_Extrait du document_
Gallimard: le musée des erreurs
(Un texte de Jérôme Dupuis à L’Express du 20e
avril 2011)
C'est entendu, la maison Gallimard, dont on
célèbre ces jours-ci le centenaire, est l’un des plus prestigieux éditeurs du
monde. Cela ne l'a pourtant pas empêché de refuser les manuscrits de quelques-uns
des plus grands écrivains du siècle : Proust, Céline, Joyce... Pour mieux les
récupérer par la suite. Six beaux ratages... et rattrapages.
Proust ? Incompréhensible ! Joyce ? , Immonde !
Céline ? Trop long ! Gracq ? Entortillé ! Mais qui a bien pu se permettre de
tels jugements à l'emporte-pièce sur nos plus grands auteurs ? Réponse : la très
vénérable maison Gallimard, qui célèbre ses cent ans d'existence ces jours-ci. Où
l'on voit que l'on peut être l'un des plus mythiques éditeurs au monde et
passer à côté des plus grands chefs-d’œuvre de la littérature du XXe
siècle. Au passage, rendons grâce au fair-play de la maison qui, pour la
première fois, dévoile au public, […], quelques-unes des fameuses « fiches » cartonnées
de son comité de lecture à l'origine de ces « ratés » célèbres. Quelques «
Galliratages » qui n'ont pas empêché l'éditeur de se constituer par ailleurs un
catalogue sans pareil, où l'on croise Kafka et Faulkner, Gide et Camus, Albert
Cohen et Ionesco.
Surtout, la grande force de la maison aura été de
ramener systématiquement dans son giron les auteurs qu'elle n'a pas su
détecter. Tous ou presque finiront par céder aux gros chèques de Gaston,
orfèvre en débauchage, aux lettres patelines de Paulhan, son bras droit, ou à
l'irrésistible prestige de la couverture blanche. Aux derniers récalcitrants, on
fait miroiter la Pléiade. C'est ainsi que, plus d'un demi-siècle (!) après
avoir été refusé par la maison de la rue Sébastien-Bottin, Julien Gracq l'a
rejointe sur papier bible. Après tout, c’est peut-être aussi cela un grand
éditeur : un homme qui sait réparer ses erreurs. Travaux pratiques en six cas.
Du côté de chez Swann, de
Marcel Proust
Les Faits À l'automne 1912, le jeune écrivain mondain
Marcel Proust dépose le manuscrit de Du
côté de chez Swann à la NRF, maison fondée un an plus tôt par Gaston Gallimard
et quelques amis.
Le Ratage André Gide l'ouvre à la page 62, tombe sur une
interminable description d'une infusion de tilleul, puis sonde la page 64, où
une certaine « tante Léonie » semble avoir des vertèbres sur le front. On
retourne poliment le manuscrit à Proust.
Le Rattrapage Dès que le roman paraît, à compte d'auteur, chez Grasset,
en 1913, l'équipe Gallimard se rend compte de sa bévue. « Le refus de ce livre
restera la plus grave erreur de la NRF », avoue Gide dans une lettre à Proust
en guise de mea culpa Gaston passe à l'attaque et propose même, nouveauté pour
l'époque, de le mensualiser (au tarif de 2 500 francs, soit 3 500 euros de 2011).

[Annotations de mise en page d'images]
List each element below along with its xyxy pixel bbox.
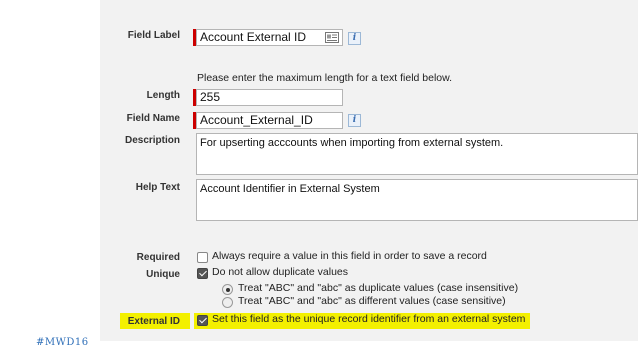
required-option-text: Always require a value in this field in … [212,250,487,262]
external-id-label: External ID [127,316,180,327]
unique-checkbox[interactable] [197,268,208,279]
required-checkbox[interactable] [197,252,208,263]
length-instructions: Please enter the maximum length for a te… [197,72,453,84]
external-id-checkbox[interactable] [197,315,208,326]
field-label-label: Field Label [127,30,180,41]
card-icon[interactable] [325,32,339,43]
info-icon[interactable]: i [348,114,361,127]
help-text-label: Help Text [135,182,180,193]
required-label: Required [136,252,180,263]
unique-label: Unique [146,269,180,280]
case-sensitive-option-text: Treat "ABC" and "abc" as different value… [238,295,506,307]
help-text-textarea[interactable]: Account Identifier in External System [196,179,638,221]
case-insensitive-radio[interactable] [222,284,233,295]
case-sensitive-radio[interactable] [222,297,233,308]
length-input[interactable]: 255 [196,89,343,106]
description-label: Description [124,135,180,146]
field-label-input[interactable]: Account External ID [196,29,343,46]
external-id-option-text: Set this field as the unique record iden… [212,313,526,325]
info-icon[interactable]: i [348,32,361,45]
event-hashtag: #MWD16 [36,337,89,348]
unique-option-text: Do not allow duplicate values [212,266,348,278]
field-name-input[interactable]: Account_External_ID [196,112,343,129]
description-textarea[interactable]: For upserting acccounts when importing f… [196,133,638,175]
case-insensitive-option-text: Treat "ABC" and "abc" as duplicate value… [238,282,519,294]
length-label: Length [146,90,180,101]
field-name-label: Field Name [126,113,180,124]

_Consigne 1_
Résumez en deux phrases l'article sur les ratages de Gallimard.
_Consigne 2_
Poursuivez l'article sur les ratages de Gallimard à partir de l'endroit où il s'arrête, s'il vous plaît.

_Réponse 1_
Bien qu'elle soit l'un des éditeurs les plus prestigieux au monde, la maison Gallimard a refusé les manuscrits de grands écrivains comme Proust, Céline, Joyce ou Gracq, avant de ramener presque tous ces auteurs dans son giron grâce aux chèques de Gaston, aux lettres de Paulhan, au prestige de la couverture blanche ou à la Pléiade. Ainsi, à l'automne 1912, après un rapide survol par André Gide, le manuscrit de Du côté de chez Swann fut retourné à Proust, puis, dès la parution du roman chez Grasset en 1913, Gide reconnut l'erreur et Gaston proposa même de mensualiser l'auteur.

_Réponse 2_
Le romancier, qui veut consacrer ses dernières forces à son œuvre monumentale, sait
qu’il sera soutenu par toute la maison. Il cède. Gaston rachète les 206
exemplaires restant du stock Grasset et les recouvre de sa célébrissime
couverture blanche. À la recherche du
temps perdu paraîtra intégralement chez Gallimard.
Au château d’Argol, de Julien
Gracq
Les Faits Le 10 mai 1938, le professeur Louis Poirier
dépose son manuscrit chez Gallimard. Il est enregistré sous le nom de « Julien Gracque
» (sic).
Le Ratage La fiche de lecture est sans appel : « Ses
phrases sont entortillées et il met une page à dire » ce qui pourrait l'être «
en trois lignes », « terriblement ennuyeux, inutile ». Verdict, le 7 juin : « refusé
». Gracq confie donc toute son œuvre au fidèle éditeur José Corti.
Le Rattrapage Dès 1943, dans une lettre au romancier, Paulhan tentera
un premier débauchage, sans lésiner sur les comparaisons flatteuses : «
Peut-être est-il bon qu'une vieille maison ait de ces erreurs, Proust, Gracq,
sur la conscience... » Sans succès. Il faudra attendre plus de cinquante ans
pour que Gracq cède aux sirènes de la collection de la Pléiade, en 1989. Il y collaborera
même dé bonne grâce. On ne résiste pas au papier bible de la rue Sébastien-Bottin.
L'Usage du monde, de Nicolas
Bouvier et Thierry Vernet
Les Faits En juin 1961, Bouvier remet le manuscrit (et les dessins
de son ami Vernet, qui accompagnent le texte) à Georges Lambrichs, membre du
comité de lecture de Gallimard.
Le Ratage En novembre, Lambrichs annonce son refus : «
J'aime beaucoup le texte de Bouvier. Mais texte et dessins, pour nous, c'est un
problème. » Pas de dessins à la NRF ! Les deux amis éditent finalement L’Usage du monde à compte d'auteur, deux
ans plus tard, chez Droz. Au fil des décennies, ce récit de voyage devient un
livre culte.
Le Rattrapage En 2004, plusieurs années après la mort des deux
auteurs, Gallimard publie L'Usage du
monde avec de nombreux autres textes de Bouvier dans un somptueux volume de
la collection Quarto, sorte de Pléiade grand public. Avec les dessins.
Autant en emporte le vent,
par Margaret Mitchell
Les Faits Le 28 août 1936, Gone with the Wind est proposé à Gallimard, par l'agence Bradley.
Le Ratage Dans sa fiche de lecture, Ramon Fernandez estime:
« Il ne me paraît pas opportun de publier un roman historique sur la guerre
civile américaine. D'autant que le livre est très gros. » Refusé le 21 octobre.
C'est Hachette qui en acquiert les droits.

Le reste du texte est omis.